Items from a figure collection:

* Begin *

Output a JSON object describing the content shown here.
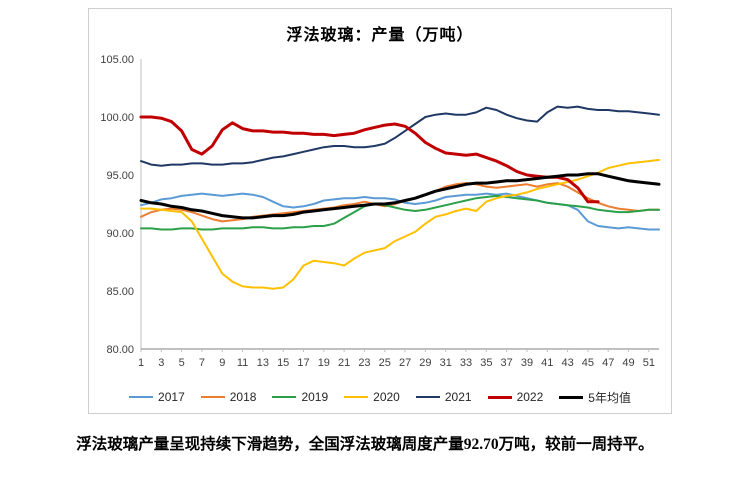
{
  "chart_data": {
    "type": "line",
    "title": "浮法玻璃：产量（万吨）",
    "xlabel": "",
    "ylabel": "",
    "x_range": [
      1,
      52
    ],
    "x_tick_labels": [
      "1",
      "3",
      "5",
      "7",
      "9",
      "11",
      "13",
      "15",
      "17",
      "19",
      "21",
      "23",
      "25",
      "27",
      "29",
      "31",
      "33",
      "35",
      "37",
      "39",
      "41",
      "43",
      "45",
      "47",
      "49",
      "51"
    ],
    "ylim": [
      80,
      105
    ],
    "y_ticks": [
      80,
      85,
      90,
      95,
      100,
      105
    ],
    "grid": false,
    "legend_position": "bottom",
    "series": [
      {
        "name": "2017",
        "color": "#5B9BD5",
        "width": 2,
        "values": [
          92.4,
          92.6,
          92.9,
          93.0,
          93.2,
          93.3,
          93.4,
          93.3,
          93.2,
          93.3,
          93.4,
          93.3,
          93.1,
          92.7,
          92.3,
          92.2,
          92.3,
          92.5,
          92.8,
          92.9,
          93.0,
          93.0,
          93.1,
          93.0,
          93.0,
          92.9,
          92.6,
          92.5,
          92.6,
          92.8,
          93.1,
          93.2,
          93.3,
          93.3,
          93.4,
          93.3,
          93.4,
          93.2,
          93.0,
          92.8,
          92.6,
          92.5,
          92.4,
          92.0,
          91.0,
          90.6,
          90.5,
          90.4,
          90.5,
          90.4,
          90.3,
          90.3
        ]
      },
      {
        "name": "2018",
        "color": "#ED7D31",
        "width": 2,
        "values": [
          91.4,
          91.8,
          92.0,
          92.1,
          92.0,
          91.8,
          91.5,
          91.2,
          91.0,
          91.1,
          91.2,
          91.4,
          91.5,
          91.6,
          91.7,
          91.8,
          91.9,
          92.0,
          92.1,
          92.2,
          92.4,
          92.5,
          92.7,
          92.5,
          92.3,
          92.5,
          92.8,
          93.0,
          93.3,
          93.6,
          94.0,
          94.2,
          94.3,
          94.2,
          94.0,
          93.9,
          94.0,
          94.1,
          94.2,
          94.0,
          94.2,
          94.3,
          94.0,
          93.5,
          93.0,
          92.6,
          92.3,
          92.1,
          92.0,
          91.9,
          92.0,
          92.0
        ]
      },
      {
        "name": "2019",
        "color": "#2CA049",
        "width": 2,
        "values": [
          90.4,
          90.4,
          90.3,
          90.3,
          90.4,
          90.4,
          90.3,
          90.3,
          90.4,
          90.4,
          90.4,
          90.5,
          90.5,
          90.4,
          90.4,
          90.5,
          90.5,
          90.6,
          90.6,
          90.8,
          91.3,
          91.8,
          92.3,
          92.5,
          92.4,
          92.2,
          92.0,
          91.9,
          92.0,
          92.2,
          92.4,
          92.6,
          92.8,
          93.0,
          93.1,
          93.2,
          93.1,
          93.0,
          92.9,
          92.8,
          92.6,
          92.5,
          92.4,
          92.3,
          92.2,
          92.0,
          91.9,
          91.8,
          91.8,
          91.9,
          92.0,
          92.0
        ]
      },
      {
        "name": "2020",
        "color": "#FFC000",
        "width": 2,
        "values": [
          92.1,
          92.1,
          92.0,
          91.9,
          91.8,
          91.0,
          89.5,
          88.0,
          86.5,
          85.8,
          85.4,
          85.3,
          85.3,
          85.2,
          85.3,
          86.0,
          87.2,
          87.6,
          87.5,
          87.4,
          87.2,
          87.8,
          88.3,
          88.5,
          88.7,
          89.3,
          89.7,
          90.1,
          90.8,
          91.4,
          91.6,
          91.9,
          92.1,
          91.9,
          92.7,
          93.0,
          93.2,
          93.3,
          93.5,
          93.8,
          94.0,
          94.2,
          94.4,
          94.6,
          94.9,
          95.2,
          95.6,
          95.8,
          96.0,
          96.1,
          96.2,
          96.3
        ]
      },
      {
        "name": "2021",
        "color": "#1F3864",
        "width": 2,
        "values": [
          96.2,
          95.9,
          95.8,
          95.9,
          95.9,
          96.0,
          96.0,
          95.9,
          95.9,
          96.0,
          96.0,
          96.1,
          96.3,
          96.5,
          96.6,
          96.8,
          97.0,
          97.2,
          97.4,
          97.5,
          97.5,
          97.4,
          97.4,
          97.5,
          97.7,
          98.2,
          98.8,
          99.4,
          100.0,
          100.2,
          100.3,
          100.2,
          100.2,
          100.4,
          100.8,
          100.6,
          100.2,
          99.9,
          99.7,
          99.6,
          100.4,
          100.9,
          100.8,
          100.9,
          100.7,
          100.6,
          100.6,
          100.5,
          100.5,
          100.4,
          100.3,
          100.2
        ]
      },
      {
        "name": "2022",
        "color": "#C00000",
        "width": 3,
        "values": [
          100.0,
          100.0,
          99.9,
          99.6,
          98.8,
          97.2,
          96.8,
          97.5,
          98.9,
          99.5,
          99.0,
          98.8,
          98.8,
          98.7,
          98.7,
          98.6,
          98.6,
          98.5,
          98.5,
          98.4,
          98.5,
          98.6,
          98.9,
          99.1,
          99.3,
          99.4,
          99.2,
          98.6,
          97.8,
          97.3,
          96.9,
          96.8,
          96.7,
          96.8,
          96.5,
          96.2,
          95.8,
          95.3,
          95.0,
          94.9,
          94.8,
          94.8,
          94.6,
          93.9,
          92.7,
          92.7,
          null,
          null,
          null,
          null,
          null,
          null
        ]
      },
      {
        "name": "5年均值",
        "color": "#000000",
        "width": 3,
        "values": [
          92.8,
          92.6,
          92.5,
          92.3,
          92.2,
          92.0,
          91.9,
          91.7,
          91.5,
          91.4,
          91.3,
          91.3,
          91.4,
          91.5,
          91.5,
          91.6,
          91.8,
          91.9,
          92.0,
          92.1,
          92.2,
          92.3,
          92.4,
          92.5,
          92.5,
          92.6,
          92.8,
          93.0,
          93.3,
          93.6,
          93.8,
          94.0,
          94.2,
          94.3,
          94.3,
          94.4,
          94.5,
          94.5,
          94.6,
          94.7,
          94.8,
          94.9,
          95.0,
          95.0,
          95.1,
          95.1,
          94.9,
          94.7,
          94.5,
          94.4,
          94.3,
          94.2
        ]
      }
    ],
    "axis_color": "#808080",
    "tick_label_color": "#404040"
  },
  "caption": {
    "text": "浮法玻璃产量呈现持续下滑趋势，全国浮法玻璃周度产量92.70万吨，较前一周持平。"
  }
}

* End *
* Begin *

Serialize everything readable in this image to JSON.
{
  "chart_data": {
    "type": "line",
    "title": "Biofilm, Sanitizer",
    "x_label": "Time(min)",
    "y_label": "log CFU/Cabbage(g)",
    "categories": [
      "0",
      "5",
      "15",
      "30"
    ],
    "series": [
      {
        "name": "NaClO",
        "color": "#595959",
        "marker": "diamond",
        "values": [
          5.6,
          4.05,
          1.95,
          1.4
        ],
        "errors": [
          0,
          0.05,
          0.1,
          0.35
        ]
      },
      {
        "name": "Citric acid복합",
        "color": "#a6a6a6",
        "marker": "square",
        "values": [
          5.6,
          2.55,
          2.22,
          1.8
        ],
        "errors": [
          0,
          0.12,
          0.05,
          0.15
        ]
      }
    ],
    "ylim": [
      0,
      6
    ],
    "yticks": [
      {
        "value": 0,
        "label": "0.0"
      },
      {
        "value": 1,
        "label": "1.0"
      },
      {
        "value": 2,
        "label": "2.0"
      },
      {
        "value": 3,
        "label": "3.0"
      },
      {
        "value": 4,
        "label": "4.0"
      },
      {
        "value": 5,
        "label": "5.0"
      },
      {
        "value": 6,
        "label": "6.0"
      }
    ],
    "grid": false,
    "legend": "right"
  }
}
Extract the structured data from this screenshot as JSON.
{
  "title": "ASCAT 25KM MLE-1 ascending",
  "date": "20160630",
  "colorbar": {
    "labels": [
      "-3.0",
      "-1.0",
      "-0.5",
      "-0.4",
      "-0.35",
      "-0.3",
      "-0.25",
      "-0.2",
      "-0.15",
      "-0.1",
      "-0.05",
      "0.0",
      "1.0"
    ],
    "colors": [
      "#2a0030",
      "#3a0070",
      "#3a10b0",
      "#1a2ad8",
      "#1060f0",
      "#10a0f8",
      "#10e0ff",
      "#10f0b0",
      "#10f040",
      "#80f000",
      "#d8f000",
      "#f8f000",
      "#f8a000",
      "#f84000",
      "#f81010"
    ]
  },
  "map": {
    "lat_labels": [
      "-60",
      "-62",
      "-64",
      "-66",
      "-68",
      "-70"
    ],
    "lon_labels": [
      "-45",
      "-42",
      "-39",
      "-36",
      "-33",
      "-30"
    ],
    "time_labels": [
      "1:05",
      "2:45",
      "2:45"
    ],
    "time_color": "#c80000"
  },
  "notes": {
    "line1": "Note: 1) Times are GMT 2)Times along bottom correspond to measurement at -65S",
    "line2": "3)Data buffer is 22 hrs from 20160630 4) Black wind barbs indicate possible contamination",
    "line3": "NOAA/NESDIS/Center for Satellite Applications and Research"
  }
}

* End *

## Task description
Where a line in the material above holds "name", copy that line.

## Response to the exercise
        "name": "2017",
        "name": "2018",
        "name": "2019",
        "name": "2020",
        "name": "2021",
        "name": "2022",
        "name": "5年均值",
        "name": "NaClO",
        "name": "Citric acid복합",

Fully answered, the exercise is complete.